* **Written request**:
Report every line from the material that contains the word "name".

* **Supplied data**:
'''
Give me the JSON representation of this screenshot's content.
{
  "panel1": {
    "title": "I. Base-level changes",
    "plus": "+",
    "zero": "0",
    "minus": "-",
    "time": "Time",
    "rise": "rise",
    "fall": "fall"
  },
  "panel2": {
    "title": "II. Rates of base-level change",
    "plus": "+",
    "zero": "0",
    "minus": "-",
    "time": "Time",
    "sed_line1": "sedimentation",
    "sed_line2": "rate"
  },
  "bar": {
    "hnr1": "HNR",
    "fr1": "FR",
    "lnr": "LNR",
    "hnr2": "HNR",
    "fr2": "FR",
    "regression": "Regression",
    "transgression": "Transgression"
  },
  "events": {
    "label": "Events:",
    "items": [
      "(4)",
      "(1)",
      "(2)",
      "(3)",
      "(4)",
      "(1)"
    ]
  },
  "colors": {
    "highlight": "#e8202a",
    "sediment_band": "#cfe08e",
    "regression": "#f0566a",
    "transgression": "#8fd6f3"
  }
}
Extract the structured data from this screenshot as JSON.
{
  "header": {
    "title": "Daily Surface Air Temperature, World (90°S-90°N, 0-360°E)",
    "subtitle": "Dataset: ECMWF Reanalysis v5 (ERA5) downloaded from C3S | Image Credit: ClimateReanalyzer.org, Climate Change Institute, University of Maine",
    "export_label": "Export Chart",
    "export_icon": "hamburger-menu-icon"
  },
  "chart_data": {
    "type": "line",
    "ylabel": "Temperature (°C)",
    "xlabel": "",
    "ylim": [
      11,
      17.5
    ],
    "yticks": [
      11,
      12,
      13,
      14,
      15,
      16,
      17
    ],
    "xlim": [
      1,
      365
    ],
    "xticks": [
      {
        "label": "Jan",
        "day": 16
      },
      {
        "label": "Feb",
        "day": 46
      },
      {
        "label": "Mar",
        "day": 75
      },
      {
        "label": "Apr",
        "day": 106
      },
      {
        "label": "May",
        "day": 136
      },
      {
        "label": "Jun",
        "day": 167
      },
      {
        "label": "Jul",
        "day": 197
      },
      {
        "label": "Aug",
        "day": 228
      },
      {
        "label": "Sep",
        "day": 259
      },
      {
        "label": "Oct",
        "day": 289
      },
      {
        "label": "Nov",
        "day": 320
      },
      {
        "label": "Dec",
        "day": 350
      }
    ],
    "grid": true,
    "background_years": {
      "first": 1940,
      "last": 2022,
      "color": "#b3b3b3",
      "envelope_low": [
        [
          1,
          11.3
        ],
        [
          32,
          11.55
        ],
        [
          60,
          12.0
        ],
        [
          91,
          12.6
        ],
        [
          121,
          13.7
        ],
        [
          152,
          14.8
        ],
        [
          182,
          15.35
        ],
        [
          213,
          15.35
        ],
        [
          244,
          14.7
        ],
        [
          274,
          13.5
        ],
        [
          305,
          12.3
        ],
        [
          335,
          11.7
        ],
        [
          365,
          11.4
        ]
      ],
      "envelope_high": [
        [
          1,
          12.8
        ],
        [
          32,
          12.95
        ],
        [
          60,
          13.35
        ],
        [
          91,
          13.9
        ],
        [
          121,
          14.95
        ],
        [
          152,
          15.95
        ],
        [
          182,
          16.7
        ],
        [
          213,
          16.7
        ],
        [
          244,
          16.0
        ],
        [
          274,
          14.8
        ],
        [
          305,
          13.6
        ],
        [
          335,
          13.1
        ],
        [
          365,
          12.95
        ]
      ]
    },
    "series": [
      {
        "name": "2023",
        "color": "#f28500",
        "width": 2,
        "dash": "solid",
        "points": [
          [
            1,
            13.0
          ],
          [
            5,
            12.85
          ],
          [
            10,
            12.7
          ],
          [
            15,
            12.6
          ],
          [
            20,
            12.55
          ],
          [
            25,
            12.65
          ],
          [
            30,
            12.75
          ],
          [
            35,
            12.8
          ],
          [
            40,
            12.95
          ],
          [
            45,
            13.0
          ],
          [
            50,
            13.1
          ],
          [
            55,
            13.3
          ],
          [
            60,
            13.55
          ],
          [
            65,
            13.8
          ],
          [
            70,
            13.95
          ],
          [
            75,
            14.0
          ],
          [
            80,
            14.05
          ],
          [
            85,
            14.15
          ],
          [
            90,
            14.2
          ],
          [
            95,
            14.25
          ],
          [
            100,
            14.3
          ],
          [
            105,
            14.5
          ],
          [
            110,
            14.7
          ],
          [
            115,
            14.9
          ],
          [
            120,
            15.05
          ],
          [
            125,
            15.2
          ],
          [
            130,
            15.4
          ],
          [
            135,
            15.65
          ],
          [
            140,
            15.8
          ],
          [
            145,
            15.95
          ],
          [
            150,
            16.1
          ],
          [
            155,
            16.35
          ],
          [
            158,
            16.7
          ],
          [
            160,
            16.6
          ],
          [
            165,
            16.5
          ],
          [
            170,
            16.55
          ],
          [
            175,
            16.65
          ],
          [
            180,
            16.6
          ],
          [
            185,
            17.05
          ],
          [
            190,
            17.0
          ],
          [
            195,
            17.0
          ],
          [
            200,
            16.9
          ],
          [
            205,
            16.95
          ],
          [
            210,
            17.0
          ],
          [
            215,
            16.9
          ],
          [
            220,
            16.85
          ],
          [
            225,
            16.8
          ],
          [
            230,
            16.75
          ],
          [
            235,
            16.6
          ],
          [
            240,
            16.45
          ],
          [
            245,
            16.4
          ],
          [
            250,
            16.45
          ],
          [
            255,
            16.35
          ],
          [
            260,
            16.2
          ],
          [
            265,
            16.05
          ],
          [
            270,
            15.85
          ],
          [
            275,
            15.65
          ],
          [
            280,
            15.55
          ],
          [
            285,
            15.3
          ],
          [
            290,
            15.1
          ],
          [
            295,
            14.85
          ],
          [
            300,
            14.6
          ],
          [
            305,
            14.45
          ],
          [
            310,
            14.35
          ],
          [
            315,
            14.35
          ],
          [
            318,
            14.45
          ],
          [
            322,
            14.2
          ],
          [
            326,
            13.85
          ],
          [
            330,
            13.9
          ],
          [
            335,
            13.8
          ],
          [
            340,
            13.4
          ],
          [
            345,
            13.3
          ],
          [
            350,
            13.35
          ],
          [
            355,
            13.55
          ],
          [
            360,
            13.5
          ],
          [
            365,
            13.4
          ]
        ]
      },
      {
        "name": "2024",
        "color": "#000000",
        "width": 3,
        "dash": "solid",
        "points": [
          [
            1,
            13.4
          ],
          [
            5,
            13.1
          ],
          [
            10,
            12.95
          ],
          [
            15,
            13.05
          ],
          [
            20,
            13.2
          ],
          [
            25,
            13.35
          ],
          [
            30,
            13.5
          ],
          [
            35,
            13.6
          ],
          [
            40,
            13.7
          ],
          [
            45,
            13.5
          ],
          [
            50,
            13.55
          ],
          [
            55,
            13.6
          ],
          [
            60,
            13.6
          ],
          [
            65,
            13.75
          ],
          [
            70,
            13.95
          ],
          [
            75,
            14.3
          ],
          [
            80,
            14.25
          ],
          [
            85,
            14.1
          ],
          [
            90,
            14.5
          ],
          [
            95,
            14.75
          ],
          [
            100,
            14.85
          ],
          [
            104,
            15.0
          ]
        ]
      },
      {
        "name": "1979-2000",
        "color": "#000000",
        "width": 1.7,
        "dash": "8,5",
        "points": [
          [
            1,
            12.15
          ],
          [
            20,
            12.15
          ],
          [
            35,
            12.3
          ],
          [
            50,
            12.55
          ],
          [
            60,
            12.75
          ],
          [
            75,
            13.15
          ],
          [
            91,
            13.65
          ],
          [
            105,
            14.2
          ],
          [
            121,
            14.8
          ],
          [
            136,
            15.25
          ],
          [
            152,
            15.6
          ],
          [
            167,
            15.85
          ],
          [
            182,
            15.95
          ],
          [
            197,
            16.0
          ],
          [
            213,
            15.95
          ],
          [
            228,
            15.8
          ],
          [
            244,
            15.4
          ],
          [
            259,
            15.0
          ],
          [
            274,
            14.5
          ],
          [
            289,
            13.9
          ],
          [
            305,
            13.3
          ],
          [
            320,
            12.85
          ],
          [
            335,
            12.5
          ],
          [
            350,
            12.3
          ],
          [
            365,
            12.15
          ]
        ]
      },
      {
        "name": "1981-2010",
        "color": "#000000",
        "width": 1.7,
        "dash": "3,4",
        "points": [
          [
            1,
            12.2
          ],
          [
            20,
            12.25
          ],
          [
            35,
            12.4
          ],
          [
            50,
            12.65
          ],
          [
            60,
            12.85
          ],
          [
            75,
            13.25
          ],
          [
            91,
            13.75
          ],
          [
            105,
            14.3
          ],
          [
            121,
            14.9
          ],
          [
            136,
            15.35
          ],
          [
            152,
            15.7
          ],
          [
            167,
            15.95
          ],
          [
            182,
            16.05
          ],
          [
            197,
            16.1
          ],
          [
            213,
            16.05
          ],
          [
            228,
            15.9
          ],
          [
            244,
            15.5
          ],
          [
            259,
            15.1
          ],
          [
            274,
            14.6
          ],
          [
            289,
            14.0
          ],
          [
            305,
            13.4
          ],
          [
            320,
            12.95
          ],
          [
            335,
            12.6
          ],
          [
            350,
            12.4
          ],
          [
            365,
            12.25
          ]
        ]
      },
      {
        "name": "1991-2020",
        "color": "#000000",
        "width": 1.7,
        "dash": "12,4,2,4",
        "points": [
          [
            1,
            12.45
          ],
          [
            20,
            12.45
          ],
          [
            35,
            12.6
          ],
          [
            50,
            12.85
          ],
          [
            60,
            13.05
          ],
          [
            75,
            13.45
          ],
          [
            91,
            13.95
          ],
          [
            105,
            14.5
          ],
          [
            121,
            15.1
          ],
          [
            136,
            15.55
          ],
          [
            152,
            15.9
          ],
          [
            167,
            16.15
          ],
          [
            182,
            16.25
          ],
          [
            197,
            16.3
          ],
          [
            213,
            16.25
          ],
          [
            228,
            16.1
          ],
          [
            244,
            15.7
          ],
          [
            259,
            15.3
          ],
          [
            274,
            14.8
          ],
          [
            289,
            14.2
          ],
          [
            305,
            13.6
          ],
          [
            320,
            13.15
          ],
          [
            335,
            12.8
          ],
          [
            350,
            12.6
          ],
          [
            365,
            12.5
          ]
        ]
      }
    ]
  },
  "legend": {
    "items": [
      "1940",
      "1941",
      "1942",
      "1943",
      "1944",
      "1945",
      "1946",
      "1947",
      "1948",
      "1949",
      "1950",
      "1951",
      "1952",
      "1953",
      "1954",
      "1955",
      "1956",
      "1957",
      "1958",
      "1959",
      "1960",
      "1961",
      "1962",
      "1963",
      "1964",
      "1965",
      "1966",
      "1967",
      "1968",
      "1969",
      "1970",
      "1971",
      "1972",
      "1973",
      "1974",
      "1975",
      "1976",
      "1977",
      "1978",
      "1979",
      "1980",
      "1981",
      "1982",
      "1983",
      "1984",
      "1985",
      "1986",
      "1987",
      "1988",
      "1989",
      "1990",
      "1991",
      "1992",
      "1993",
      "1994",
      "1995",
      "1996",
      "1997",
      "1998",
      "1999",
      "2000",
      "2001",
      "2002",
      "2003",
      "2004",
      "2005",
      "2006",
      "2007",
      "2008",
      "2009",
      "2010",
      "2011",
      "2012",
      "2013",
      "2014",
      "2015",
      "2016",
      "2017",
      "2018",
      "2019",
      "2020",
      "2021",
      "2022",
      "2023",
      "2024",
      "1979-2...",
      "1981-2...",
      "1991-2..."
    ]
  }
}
'''
* **Written response**:
        "name": "2023",
        "name": "2024",
        "name": "1979-2000",
        "name": "1981-2010",
        "name": "1991-2020",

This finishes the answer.